▶ **SUPPLIED DATA**
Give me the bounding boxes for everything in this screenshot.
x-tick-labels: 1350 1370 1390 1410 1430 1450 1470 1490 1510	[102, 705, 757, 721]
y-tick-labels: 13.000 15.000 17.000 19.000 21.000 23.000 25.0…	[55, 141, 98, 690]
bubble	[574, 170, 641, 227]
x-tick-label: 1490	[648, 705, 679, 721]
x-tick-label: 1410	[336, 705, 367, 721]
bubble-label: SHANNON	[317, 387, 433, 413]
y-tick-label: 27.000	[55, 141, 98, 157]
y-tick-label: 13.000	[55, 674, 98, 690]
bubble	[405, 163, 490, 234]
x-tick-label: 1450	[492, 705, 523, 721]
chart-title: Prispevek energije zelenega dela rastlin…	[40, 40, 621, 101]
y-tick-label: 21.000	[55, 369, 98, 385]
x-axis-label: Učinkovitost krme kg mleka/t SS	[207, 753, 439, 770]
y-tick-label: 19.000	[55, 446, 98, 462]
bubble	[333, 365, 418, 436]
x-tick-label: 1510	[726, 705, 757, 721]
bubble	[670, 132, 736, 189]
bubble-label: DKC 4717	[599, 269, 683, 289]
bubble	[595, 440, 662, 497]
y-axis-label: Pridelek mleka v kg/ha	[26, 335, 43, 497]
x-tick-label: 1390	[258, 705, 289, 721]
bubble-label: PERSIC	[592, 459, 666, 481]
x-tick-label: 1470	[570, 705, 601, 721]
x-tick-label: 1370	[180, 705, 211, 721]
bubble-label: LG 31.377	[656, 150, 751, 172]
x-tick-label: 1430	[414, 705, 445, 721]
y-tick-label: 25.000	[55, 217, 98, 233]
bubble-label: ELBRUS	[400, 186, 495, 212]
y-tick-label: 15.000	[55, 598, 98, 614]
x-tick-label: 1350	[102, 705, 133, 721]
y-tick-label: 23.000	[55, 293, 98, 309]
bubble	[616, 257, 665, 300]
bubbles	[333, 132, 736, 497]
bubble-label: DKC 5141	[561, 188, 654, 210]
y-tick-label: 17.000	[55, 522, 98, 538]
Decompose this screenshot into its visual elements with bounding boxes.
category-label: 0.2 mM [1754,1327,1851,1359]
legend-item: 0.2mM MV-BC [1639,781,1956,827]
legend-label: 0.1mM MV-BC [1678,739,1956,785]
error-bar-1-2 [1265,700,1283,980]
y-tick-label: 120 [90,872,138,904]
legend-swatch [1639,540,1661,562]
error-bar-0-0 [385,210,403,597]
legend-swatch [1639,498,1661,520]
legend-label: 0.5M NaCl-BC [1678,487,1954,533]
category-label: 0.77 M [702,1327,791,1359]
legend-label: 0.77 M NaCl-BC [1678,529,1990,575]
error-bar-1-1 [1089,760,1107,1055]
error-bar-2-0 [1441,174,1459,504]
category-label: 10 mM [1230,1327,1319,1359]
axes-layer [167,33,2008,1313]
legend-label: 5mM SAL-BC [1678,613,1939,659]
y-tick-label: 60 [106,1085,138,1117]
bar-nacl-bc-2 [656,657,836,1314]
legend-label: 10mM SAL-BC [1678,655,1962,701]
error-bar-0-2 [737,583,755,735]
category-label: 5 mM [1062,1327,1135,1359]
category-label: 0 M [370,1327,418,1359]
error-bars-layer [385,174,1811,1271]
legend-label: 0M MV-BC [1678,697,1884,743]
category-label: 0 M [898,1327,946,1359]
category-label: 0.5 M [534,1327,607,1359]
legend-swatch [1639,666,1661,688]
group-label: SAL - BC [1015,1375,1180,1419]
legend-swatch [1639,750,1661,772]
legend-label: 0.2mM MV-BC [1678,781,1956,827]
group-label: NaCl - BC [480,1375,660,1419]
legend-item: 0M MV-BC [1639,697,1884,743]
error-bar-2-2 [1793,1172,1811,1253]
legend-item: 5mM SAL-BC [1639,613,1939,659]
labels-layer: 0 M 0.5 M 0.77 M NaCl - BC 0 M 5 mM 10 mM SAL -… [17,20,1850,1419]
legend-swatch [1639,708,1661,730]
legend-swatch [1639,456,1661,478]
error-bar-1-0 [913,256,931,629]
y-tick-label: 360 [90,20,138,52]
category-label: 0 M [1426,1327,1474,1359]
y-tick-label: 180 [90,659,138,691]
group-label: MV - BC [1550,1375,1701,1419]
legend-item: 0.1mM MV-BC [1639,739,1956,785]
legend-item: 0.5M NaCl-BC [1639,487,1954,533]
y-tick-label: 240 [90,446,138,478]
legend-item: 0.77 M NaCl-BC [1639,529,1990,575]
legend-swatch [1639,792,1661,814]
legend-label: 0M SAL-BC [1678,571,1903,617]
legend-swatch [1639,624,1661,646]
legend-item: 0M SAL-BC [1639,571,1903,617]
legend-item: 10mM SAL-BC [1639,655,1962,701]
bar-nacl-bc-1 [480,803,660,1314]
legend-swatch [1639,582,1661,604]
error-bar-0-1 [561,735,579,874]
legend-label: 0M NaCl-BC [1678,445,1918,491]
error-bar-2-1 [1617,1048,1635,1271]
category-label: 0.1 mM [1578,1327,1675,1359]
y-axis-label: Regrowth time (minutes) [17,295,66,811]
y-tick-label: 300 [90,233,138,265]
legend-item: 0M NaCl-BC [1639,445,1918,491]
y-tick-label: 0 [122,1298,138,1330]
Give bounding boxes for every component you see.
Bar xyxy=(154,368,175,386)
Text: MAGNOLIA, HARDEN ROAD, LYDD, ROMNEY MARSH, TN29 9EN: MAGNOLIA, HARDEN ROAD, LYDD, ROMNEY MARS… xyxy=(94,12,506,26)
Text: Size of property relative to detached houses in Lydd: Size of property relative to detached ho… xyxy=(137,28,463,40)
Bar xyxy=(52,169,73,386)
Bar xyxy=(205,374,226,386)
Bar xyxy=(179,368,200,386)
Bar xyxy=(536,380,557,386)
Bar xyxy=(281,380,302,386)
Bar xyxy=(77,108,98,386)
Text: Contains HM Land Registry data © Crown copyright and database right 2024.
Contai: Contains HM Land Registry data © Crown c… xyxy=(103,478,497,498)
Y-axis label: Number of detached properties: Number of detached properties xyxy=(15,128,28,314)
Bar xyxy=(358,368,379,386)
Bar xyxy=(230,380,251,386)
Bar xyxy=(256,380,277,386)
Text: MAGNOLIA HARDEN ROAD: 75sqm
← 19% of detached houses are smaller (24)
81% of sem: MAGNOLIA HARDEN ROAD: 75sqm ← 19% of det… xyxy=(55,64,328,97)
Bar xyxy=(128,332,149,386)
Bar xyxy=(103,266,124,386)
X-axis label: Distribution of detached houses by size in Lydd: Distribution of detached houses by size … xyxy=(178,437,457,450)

▶ **GIVEN EXERCISE**
Rewrite the data above, putting "point-label" wherever "bubble-label" appears and leaving everything else the same.

▶ **SOLVED EXERCISE**
Give me the bounding boxes for everything in this screenshot.
x-tick-labels: 1350 1370 1390 1410 1430 1450 1470 1490 1510	[102, 705, 757, 721]
y-tick-labels: 13.000 15.000 17.000 19.000 21.000 23.000 25.0…	[55, 141, 98, 690]
bubble	[574, 170, 641, 227]
x-tick-label: 1490	[648, 705, 679, 721]
x-tick-label: 1410	[336, 705, 367, 721]
point-label: SHANNON	[317, 387, 433, 413]
y-tick-label: 27.000	[55, 141, 98, 157]
y-tick-label: 13.000	[55, 674, 98, 690]
bubble	[405, 163, 490, 234]
x-tick-label: 1450	[492, 705, 523, 721]
chart-title: Prispevek energije zelenega dela rastlin…	[40, 40, 621, 101]
y-tick-label: 21.000	[55, 369, 98, 385]
x-axis-label: Učinkovitost krme kg mleka/t SS	[207, 753, 439, 770]
y-tick-label: 19.000	[55, 446, 98, 462]
bubble	[333, 365, 418, 436]
x-tick-label: 1510	[726, 705, 757, 721]
bubble	[670, 132, 736, 189]
point-label: DKC 4717	[599, 269, 683, 289]
bubble	[595, 440, 662, 497]
y-axis-label: Pridelek mleka v kg/ha	[26, 335, 43, 497]
x-tick-label: 1390	[258, 705, 289, 721]
point-label: PERSIC	[592, 459, 666, 481]
x-tick-label: 1470	[570, 705, 601, 721]
x-tick-label: 1370	[180, 705, 211, 721]
point-label: LG 31.377	[656, 150, 751, 172]
x-tick-label: 1430	[414, 705, 445, 721]
y-tick-label: 25.000	[55, 217, 98, 233]
point-label: ELBRUS	[400, 186, 495, 212]
y-tick-label: 15.000	[55, 598, 98, 614]
x-tick-label: 1350	[102, 705, 133, 721]
y-tick-label: 23.000	[55, 293, 98, 309]
bubble	[616, 257, 665, 300]
bubbles	[333, 132, 736, 497]
point-label: DKC 5141	[561, 188, 654, 210]
y-tick-label: 17.000	[55, 522, 98, 538]
Decompose this screenshot into its visual elements with bounding boxes.
category-label: 0.2 mM [1754,1327,1851,1359]
legend-item: 0.2mM MV-BC [1639,781,1956,827]
legend-label: 0.1mM MV-BC [1678,739,1956,785]
error-bar-1-2 [1265,700,1283,980]
y-tick-label: 120 [90,872,138,904]
legend-swatch [1639,540,1661,562]
error-bar-0-0 [385,210,403,597]
legend-swatch [1639,498,1661,520]
legend-label: 0.5M NaCl-BC [1678,487,1954,533]
category-label: 0.77 M [702,1327,791,1359]
legend-label: 0.77 M NaCl-BC [1678,529,1990,575]
error-bar-1-1 [1089,760,1107,1055]
error-bar-2-0 [1441,174,1459,504]
category-label: 10 mM [1230,1327,1319,1359]
axes-layer [167,33,2008,1313]
legend-label: 5mM SAL-BC [1678,613,1939,659]
y-tick-label: 60 [106,1085,138,1117]
bar-nacl-bc-2 [656,657,836,1314]
legend-label: 10mM SAL-BC [1678,655,1962,701]
error-bar-0-2 [737,583,755,735]
category-label: 5 mM [1062,1327,1135,1359]
category-label: 0 M [370,1327,418,1359]
error-bars-layer [385,174,1811,1271]
legend-label: 0M MV-BC [1678,697,1884,743]
category-label: 0 M [898,1327,946,1359]
category-label: 0.5 M [534,1327,607,1359]
legend-swatch [1639,666,1661,688]
group-label: SAL - BC [1015,1375,1180,1419]
legend-swatch [1639,750,1661,772]
legend-label: 0.2mM MV-BC [1678,781,1956,827]
group-label: NaCl - BC [480,1375,660,1419]
legend-item: 0M MV-BC [1639,697,1884,743]
error-bar-2-2 [1793,1172,1811,1253]
legend-item: 5mM SAL-BC [1639,613,1939,659]
labels-layer: 0 M 0.5 M 0.77 M NaCl - BC 0 M 5 mM 10 mM SAL -… [17,20,1850,1419]
legend-swatch [1639,708,1661,730]
legend-swatch [1639,456,1661,478]
error-bar-1-0 [913,256,931,629]
y-tick-label: 360 [90,20,138,52]
category-label: 0 M [1426,1327,1474,1359]
y-tick-label: 180 [90,659,138,691]
group-label: MV - BC [1550,1375,1701,1419]
legend-item: 0.1mM MV-BC [1639,739,1956,785]
legend-item: 0.5M NaCl-BC [1639,487,1954,533]
y-tick-label: 240 [90,446,138,478]
legend-item: 0.77 M NaCl-BC [1639,529,1990,575]
legend-swatch [1639,792,1661,814]
legend-label: 0M SAL-BC [1678,571,1903,617]
legend-swatch [1639,624,1661,646]
legend-item: 0M SAL-BC [1639,571,1903,617]
legend-item: 10mM SAL-BC [1639,655,1962,701]
bar-nacl-bc-1 [480,803,660,1314]
legend-swatch [1639,582,1661,604]
error-bar-0-1 [561,735,579,874]
legend-label: 0M NaCl-BC [1678,445,1918,491]
error-bar-2-1 [1617,1048,1635,1271]
category-label: 0.1 mM [1578,1327,1675,1359]
y-axis-label: Regrowth time (minutes) [17,295,66,811]
y-tick-label: 300 [90,233,138,265]
legend-item: 0M NaCl-BC [1639,445,1918,491]
y-tick-label: 0 [122,1298,138,1330]
Give bounding boxes for every component you see.
Bar xyxy=(154,368,175,386)
Text: MAGNOLIA, HARDEN ROAD, LYDD, ROMNEY MARSH, TN29 9EN: MAGNOLIA, HARDEN ROAD, LYDD, ROMNEY MARS… xyxy=(94,12,506,26)
Text: Size of property relative to detached houses in Lydd: Size of property relative to detached ho… xyxy=(137,28,463,40)
Bar xyxy=(52,169,73,386)
Bar xyxy=(205,374,226,386)
Bar xyxy=(179,368,200,386)
Bar xyxy=(536,380,557,386)
Bar xyxy=(281,380,302,386)
Bar xyxy=(77,108,98,386)
Text: Contains HM Land Registry data © Crown copyright and database right 2024.
Contai: Contains HM Land Registry data © Crown c… xyxy=(103,478,497,498)
Y-axis label: Number of detached properties: Number of detached properties xyxy=(15,128,28,314)
Bar xyxy=(358,368,379,386)
Bar xyxy=(230,380,251,386)
Bar xyxy=(256,380,277,386)
Text: MAGNOLIA HARDEN ROAD: 75sqm
← 19% of detached houses are smaller (24)
81% of sem: MAGNOLIA HARDEN ROAD: 75sqm ← 19% of det… xyxy=(55,64,328,97)
Bar xyxy=(128,332,149,386)
Bar xyxy=(103,266,124,386)
X-axis label: Distribution of detached houses by size in Lydd: Distribution of detached houses by size … xyxy=(178,437,457,450)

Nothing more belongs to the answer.